== Records for this exercise ==

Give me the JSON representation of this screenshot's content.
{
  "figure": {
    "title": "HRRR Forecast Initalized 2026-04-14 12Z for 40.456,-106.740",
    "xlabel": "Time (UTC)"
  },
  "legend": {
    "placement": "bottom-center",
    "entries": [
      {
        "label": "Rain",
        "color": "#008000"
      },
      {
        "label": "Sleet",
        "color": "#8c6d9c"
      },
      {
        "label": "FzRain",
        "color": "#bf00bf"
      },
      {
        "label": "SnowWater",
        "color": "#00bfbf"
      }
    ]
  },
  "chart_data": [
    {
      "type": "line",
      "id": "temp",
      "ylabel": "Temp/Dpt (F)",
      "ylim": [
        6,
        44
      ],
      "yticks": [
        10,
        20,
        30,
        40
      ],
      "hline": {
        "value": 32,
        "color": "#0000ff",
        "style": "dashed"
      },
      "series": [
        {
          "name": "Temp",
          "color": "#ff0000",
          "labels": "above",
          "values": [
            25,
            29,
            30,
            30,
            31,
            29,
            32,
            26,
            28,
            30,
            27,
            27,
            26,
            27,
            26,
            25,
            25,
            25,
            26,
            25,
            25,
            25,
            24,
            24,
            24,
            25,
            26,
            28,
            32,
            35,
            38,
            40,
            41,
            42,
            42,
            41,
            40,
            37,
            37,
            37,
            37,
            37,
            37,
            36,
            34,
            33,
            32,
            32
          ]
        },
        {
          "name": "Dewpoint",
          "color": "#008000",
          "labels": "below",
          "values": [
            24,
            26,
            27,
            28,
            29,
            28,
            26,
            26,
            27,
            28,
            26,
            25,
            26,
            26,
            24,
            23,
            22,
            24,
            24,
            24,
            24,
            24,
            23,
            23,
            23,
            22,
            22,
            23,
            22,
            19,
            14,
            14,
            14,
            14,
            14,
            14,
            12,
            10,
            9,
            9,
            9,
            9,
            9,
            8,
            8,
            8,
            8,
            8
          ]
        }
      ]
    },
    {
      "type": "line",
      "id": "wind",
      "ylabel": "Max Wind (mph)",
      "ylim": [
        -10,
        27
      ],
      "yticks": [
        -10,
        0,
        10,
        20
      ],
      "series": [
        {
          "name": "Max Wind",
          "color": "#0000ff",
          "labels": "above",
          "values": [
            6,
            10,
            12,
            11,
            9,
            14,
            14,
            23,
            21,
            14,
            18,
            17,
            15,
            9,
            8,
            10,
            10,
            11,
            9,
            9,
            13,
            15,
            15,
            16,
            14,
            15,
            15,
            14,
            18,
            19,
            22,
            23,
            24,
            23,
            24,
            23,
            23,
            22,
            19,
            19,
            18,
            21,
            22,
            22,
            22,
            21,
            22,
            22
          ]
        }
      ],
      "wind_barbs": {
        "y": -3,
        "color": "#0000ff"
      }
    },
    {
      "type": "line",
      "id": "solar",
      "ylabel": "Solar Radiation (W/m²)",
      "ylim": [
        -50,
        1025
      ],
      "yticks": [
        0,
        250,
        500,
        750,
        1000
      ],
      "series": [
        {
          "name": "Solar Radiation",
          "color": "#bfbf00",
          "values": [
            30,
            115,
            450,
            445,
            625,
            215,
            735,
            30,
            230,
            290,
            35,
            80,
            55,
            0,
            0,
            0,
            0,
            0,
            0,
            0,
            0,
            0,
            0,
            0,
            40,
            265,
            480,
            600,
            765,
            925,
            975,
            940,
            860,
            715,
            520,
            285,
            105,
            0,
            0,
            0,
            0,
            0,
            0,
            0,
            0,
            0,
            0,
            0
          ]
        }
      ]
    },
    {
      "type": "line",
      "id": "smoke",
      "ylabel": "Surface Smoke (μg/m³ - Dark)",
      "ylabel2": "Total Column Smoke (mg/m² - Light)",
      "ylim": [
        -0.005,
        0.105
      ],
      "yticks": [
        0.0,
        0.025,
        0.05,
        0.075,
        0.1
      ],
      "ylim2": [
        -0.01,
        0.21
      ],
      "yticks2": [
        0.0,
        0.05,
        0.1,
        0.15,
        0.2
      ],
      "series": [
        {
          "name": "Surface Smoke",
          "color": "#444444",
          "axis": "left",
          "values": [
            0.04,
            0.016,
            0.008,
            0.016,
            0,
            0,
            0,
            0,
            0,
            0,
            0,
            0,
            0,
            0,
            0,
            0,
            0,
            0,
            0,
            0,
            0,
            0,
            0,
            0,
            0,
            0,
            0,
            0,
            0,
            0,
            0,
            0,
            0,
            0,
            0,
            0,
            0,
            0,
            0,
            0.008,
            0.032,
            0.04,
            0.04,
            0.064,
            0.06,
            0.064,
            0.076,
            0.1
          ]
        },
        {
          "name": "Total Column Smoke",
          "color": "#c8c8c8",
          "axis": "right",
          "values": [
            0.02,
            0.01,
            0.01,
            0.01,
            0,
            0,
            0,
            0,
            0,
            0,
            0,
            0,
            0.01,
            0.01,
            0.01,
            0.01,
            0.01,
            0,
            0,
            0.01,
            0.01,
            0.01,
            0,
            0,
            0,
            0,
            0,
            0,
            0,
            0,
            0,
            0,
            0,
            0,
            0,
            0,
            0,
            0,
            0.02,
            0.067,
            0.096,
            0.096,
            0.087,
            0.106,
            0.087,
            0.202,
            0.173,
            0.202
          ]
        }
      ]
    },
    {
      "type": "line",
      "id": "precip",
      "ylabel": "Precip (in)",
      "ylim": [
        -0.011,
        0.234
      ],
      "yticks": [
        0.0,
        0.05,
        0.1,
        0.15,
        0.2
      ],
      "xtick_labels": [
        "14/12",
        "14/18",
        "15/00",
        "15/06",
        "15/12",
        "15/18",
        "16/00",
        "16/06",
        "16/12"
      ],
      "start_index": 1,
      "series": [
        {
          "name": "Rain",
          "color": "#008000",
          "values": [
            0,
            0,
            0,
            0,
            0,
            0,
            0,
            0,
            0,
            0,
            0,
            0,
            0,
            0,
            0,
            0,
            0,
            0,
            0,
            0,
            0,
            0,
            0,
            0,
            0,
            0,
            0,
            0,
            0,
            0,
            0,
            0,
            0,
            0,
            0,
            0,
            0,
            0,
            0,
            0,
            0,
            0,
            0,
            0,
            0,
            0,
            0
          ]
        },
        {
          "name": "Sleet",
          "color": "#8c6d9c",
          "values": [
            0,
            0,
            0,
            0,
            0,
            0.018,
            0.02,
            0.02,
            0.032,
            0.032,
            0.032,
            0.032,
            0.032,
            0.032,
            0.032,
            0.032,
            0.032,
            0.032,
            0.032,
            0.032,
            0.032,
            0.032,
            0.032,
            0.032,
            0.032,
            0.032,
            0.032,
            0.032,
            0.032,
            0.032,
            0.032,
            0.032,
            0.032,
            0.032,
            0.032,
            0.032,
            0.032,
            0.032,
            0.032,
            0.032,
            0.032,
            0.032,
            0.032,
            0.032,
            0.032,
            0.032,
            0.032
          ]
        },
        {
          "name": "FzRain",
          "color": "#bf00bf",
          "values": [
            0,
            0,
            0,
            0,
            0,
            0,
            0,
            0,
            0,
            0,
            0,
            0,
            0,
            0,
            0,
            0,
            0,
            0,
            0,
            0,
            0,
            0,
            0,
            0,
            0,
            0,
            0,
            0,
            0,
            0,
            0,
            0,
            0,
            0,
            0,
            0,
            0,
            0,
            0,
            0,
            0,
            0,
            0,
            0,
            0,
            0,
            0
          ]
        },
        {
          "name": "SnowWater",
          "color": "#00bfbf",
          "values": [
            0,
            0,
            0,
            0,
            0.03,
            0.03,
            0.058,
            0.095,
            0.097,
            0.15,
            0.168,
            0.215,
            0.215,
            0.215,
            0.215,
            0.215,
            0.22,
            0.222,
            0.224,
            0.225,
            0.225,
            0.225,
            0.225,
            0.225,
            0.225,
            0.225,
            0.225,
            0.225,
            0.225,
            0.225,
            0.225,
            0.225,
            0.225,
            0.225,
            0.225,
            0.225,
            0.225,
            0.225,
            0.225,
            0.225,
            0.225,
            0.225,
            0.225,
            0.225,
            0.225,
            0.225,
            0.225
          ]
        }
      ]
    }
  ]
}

===

From the data, pick out every line that includes "name".

= Answer to the exercise =
          "name": "Temp",
          "name": "Dewpoint",
          "name": "Max Wind",
          "name": "Solar Radiation",
          "name": "Surface Smoke",
          "name": "Total Column Smoke",
          "name": "Rain",
          "name": "Sleet",
          "name": "FzRain",
          "name": "SnowWater",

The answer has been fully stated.